== STATED TASK ==
Return the count of lines that mention "BITSTAMP", with no other words.

== EXERCISE INPUTS ==
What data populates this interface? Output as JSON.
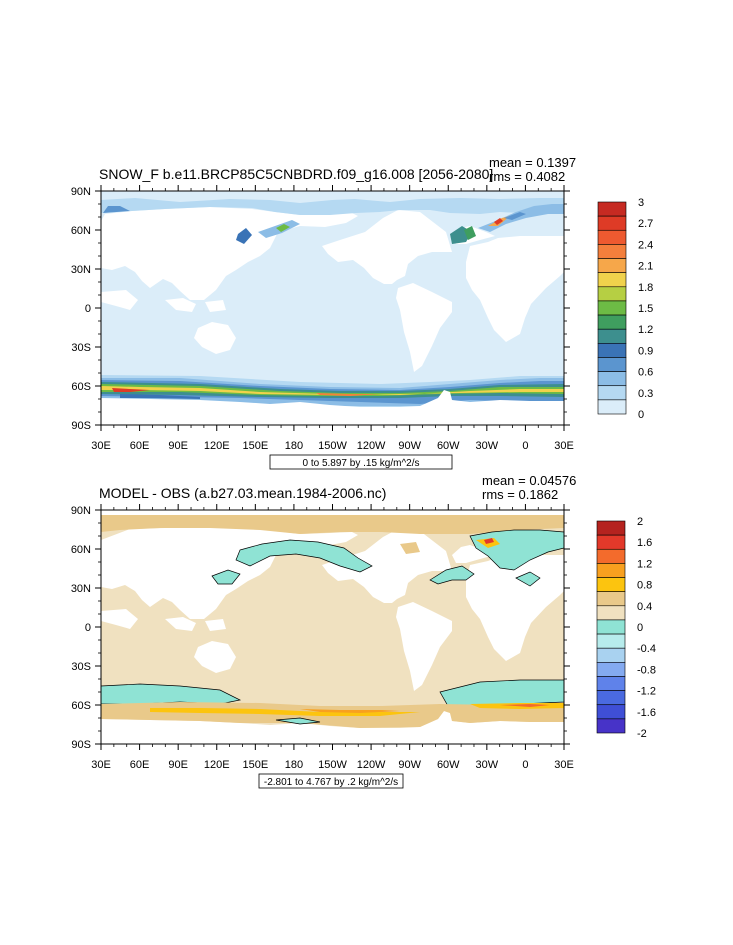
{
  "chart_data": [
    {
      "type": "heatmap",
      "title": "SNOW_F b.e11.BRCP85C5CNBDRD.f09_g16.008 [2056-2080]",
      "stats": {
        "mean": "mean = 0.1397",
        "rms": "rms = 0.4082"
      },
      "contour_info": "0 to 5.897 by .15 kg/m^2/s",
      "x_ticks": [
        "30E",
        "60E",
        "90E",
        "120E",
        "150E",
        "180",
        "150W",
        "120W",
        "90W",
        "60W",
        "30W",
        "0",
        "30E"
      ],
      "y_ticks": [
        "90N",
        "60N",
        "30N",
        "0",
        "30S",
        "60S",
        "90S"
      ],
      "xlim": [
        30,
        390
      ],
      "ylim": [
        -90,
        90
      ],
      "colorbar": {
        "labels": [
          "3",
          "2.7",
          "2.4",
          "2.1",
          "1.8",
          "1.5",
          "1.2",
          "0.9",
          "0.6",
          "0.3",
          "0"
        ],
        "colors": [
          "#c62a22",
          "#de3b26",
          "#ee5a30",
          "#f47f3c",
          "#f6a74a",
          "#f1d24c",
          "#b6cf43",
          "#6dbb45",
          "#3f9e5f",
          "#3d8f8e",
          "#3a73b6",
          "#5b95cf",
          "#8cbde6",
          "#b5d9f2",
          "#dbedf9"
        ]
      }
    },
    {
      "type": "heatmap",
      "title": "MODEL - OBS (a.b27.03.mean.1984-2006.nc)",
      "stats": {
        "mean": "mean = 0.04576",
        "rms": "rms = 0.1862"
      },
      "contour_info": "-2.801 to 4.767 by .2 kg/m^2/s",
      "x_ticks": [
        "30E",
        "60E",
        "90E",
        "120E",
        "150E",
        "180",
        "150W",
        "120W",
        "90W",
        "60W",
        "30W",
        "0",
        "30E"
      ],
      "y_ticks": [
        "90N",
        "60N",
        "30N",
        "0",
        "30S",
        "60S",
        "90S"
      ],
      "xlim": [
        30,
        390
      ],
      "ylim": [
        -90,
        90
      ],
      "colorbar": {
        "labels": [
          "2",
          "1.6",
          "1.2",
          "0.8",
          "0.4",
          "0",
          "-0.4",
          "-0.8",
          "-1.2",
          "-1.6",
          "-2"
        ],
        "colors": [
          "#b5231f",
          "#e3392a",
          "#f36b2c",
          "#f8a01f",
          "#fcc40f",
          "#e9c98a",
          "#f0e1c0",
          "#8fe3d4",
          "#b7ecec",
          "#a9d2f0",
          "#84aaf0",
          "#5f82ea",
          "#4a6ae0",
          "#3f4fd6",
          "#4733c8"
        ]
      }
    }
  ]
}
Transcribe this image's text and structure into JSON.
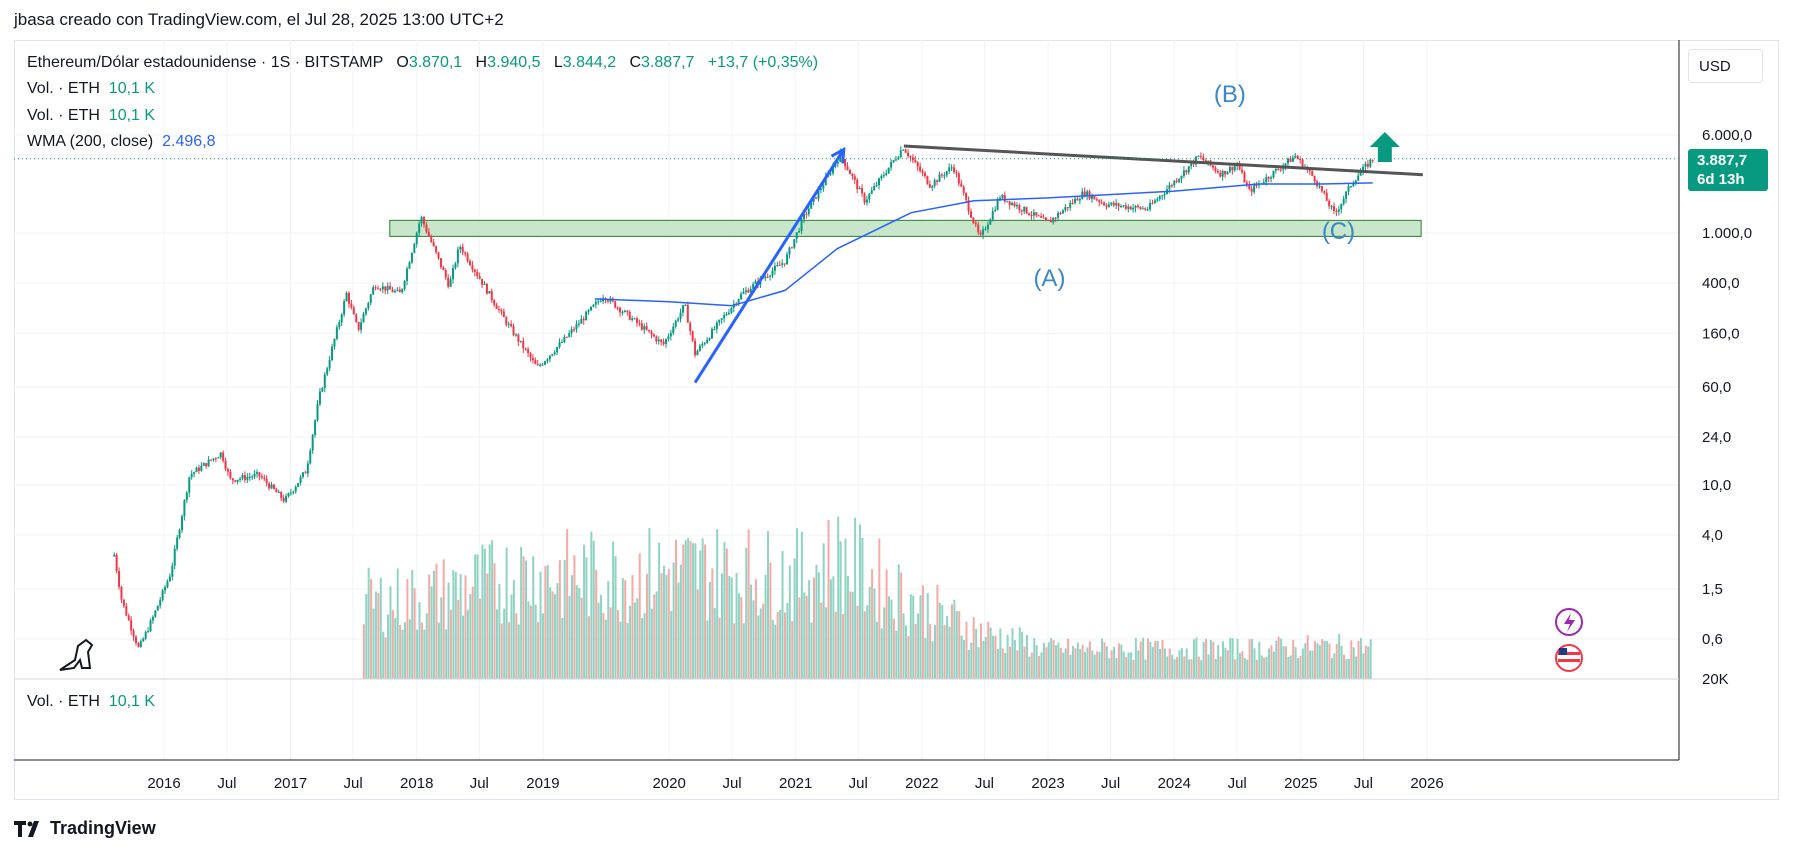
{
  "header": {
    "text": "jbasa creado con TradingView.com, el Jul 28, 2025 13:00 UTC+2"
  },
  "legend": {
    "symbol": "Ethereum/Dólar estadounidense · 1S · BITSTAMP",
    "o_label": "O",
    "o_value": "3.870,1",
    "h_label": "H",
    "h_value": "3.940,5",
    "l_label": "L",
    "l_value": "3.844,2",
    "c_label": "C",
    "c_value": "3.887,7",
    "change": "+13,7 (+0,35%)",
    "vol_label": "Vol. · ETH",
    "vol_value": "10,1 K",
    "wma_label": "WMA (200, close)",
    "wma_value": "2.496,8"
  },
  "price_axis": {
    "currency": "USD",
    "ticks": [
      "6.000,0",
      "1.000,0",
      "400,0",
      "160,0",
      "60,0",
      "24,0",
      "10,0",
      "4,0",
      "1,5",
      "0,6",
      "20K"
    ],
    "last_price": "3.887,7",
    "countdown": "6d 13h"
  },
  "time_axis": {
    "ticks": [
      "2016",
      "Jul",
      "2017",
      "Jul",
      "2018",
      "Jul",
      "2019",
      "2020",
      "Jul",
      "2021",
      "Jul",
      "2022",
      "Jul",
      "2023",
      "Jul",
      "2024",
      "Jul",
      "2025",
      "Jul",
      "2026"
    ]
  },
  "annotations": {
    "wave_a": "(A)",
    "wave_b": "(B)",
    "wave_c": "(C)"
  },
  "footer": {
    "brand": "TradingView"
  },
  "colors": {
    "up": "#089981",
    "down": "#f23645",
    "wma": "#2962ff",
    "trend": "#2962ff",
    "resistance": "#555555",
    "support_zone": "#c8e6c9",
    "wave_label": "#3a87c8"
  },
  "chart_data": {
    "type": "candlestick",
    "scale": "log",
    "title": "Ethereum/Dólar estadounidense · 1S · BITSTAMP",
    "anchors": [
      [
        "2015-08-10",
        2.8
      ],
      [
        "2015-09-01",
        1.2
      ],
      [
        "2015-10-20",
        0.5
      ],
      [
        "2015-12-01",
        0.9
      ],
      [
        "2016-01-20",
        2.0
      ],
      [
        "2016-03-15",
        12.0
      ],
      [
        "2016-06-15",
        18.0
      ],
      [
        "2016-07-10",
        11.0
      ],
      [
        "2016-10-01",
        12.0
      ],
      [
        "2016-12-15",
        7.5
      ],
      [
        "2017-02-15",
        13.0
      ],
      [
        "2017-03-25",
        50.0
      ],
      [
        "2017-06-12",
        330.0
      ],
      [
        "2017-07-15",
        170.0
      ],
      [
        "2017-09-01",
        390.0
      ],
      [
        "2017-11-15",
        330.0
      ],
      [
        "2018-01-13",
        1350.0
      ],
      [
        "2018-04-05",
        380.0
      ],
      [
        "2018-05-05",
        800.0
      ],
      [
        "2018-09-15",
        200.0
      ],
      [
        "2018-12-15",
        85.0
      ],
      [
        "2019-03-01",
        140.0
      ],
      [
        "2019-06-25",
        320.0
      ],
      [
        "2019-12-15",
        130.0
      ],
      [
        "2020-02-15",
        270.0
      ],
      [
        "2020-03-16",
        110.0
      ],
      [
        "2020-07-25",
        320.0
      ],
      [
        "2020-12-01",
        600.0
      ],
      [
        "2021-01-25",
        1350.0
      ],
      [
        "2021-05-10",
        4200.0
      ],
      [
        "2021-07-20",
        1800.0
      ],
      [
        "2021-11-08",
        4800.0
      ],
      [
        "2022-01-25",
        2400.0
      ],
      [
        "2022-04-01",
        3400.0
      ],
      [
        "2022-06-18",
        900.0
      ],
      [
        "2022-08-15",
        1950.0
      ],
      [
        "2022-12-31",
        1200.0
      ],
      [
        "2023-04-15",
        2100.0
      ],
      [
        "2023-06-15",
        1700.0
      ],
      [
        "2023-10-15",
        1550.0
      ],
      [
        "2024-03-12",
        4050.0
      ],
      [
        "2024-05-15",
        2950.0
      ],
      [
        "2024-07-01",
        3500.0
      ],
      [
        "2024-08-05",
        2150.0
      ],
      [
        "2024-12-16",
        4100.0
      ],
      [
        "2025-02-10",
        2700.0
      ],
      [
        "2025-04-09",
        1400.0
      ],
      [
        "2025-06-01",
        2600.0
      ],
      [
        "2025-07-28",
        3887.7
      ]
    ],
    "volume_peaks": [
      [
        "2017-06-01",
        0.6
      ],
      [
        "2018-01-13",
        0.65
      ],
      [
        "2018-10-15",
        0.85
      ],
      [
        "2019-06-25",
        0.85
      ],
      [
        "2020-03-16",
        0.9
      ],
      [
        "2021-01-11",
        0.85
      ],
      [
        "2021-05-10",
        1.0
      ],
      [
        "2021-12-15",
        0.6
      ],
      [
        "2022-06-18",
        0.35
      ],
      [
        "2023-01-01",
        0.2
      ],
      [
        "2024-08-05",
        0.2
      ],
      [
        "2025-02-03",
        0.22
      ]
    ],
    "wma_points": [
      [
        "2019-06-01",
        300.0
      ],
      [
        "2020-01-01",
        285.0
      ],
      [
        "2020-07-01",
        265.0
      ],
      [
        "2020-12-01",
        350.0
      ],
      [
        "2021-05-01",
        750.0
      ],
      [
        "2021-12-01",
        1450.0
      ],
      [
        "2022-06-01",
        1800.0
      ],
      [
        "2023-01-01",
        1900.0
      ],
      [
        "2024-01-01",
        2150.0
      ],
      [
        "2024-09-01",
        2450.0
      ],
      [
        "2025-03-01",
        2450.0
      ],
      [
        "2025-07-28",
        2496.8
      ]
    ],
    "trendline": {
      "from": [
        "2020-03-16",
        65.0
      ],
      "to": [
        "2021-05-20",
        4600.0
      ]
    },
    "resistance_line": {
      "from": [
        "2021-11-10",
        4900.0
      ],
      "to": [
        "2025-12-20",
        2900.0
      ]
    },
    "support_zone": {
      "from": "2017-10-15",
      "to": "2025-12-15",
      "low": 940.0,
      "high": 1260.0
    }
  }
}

== CORRECT RESULT ==
2